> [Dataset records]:
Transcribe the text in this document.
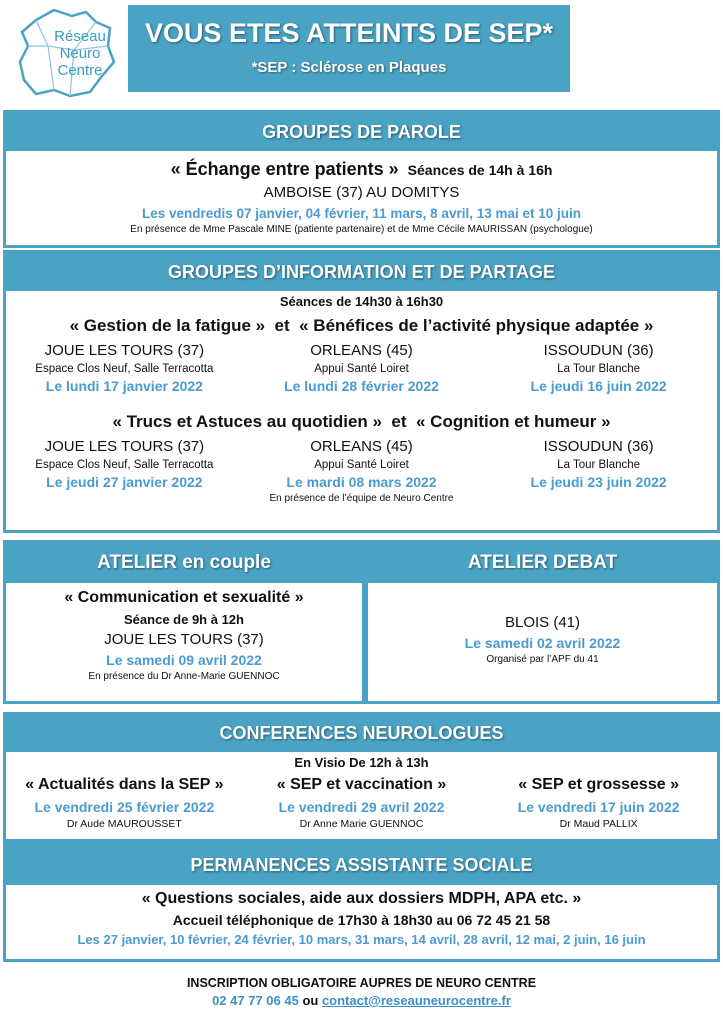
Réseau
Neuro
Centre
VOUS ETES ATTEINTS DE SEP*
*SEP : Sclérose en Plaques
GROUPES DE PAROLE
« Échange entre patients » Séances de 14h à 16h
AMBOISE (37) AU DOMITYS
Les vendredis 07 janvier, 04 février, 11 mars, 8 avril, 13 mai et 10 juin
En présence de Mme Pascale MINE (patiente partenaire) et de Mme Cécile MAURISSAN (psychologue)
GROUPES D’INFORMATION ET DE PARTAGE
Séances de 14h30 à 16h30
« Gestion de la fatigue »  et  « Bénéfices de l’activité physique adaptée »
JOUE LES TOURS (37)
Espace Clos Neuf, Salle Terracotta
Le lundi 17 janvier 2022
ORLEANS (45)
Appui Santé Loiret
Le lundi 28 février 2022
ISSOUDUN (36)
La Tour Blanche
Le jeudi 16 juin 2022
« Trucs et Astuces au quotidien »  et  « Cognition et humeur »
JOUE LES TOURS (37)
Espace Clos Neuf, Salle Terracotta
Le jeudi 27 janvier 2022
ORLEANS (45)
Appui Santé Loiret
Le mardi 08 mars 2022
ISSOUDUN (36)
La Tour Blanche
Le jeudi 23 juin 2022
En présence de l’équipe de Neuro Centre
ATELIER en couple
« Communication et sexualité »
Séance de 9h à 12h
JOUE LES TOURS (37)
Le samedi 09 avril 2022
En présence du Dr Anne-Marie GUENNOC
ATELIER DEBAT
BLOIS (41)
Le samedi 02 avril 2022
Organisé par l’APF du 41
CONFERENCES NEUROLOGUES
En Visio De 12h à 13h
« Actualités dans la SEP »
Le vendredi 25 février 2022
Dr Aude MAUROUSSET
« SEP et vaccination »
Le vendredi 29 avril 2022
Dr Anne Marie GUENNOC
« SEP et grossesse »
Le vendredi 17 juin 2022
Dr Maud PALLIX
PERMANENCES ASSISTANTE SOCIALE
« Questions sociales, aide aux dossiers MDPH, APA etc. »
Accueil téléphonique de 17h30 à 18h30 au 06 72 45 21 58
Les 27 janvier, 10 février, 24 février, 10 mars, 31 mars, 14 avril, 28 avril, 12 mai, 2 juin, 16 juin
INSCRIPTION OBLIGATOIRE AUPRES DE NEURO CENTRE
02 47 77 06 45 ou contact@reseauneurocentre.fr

* * *

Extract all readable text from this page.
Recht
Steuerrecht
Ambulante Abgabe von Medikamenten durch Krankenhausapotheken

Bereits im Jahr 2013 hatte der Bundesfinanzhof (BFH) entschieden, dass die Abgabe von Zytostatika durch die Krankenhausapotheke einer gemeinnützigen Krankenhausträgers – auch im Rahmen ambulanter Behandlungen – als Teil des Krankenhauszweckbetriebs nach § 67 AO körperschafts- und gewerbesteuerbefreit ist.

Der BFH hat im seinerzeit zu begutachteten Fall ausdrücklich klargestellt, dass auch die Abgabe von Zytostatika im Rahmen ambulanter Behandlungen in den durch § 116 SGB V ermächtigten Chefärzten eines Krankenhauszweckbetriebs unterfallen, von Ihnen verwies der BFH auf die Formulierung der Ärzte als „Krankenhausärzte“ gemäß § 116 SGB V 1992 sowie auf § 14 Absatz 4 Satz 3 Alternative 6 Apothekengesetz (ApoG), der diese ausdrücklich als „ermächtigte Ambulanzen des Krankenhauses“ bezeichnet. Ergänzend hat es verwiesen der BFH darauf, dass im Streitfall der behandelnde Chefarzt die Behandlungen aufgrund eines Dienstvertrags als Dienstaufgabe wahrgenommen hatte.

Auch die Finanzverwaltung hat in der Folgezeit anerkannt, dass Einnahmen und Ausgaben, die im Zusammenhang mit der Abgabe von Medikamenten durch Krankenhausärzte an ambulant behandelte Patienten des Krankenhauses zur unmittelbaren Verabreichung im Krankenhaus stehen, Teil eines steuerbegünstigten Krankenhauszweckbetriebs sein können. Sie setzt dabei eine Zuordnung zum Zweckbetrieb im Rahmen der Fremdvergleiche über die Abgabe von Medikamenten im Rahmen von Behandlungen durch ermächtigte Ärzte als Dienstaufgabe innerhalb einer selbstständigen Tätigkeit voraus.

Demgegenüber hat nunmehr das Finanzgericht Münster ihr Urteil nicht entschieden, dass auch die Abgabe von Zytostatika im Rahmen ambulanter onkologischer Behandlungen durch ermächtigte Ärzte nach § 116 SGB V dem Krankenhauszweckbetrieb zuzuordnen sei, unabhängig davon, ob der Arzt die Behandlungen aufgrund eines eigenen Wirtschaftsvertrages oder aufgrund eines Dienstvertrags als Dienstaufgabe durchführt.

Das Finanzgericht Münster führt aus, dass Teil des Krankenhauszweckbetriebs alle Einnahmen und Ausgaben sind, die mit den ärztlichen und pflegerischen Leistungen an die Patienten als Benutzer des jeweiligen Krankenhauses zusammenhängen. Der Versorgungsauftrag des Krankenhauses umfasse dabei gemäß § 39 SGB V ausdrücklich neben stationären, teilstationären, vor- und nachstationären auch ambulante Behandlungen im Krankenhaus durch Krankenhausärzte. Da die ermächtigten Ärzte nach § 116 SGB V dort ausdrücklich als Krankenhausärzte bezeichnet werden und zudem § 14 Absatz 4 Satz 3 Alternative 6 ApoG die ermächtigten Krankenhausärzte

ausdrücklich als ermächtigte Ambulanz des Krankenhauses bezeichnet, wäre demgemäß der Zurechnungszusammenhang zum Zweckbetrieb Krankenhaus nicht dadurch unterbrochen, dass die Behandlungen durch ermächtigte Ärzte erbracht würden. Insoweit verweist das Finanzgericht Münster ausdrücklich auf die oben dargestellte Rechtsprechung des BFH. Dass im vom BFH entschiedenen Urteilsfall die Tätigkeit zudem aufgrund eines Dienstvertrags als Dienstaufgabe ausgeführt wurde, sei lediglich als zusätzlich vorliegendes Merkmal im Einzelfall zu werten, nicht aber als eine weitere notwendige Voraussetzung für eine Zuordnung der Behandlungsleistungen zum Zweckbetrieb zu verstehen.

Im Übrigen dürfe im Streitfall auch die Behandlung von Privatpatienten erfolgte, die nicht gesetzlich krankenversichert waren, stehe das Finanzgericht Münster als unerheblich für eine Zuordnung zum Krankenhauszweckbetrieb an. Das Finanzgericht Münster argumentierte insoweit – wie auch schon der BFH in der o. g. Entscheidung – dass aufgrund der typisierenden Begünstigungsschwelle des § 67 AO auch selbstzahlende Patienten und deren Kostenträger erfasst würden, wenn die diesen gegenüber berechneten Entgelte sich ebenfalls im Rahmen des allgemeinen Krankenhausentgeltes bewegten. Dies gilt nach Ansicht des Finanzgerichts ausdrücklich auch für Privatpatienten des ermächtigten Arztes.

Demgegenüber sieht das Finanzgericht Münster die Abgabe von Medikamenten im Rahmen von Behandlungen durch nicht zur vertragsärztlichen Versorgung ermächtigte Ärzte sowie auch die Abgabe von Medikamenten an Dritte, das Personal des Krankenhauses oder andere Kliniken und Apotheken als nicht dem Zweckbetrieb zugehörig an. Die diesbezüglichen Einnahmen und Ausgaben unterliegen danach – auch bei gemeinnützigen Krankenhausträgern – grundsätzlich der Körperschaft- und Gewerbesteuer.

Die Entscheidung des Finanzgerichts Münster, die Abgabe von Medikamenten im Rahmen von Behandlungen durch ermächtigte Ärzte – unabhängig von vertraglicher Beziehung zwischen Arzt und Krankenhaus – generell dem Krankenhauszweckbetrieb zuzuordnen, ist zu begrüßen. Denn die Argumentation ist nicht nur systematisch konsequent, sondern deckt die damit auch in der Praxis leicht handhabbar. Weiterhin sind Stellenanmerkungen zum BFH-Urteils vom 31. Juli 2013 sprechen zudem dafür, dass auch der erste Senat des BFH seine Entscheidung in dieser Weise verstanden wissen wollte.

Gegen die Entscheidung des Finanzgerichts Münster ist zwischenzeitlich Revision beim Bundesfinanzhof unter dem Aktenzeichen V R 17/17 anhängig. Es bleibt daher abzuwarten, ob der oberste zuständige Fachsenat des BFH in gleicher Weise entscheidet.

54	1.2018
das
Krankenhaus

==

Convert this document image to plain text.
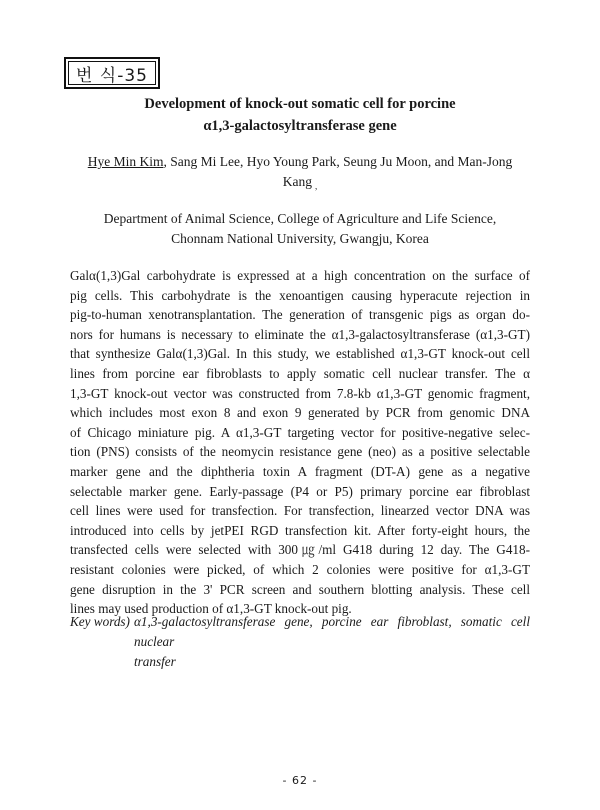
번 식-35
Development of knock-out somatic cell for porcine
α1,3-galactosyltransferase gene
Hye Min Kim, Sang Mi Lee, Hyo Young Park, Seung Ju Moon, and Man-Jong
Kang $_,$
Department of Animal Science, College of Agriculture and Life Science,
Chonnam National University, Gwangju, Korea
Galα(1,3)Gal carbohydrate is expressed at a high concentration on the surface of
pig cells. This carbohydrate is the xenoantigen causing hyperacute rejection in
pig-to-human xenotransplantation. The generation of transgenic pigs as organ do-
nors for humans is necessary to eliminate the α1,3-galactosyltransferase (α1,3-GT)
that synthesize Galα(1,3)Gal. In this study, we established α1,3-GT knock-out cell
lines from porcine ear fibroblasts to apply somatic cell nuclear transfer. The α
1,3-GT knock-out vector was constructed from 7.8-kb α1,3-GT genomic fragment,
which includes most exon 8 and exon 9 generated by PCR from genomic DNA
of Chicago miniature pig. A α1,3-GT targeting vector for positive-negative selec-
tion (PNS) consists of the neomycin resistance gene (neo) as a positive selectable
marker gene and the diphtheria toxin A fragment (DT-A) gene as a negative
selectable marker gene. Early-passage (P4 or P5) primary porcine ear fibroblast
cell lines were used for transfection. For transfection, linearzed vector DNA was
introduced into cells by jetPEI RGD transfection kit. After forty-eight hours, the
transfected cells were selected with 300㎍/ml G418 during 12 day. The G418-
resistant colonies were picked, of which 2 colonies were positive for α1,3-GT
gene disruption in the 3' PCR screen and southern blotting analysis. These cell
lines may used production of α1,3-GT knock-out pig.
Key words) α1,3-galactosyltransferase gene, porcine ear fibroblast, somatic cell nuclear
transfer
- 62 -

> [What you are asked to do]:
Please filter the data down to the lines containing the word "from".

> [Answer area]:
Extract all readable text from this page.
lines from porcine ear fibroblasts to apply somatic cell nuclear transfer. The α
1,3-GT knock-out vector was constructed from 7.8-kb α1,3-GT genomic fragment,
which includes most exon 8 and exon 9 generated by PCR from genomic DNA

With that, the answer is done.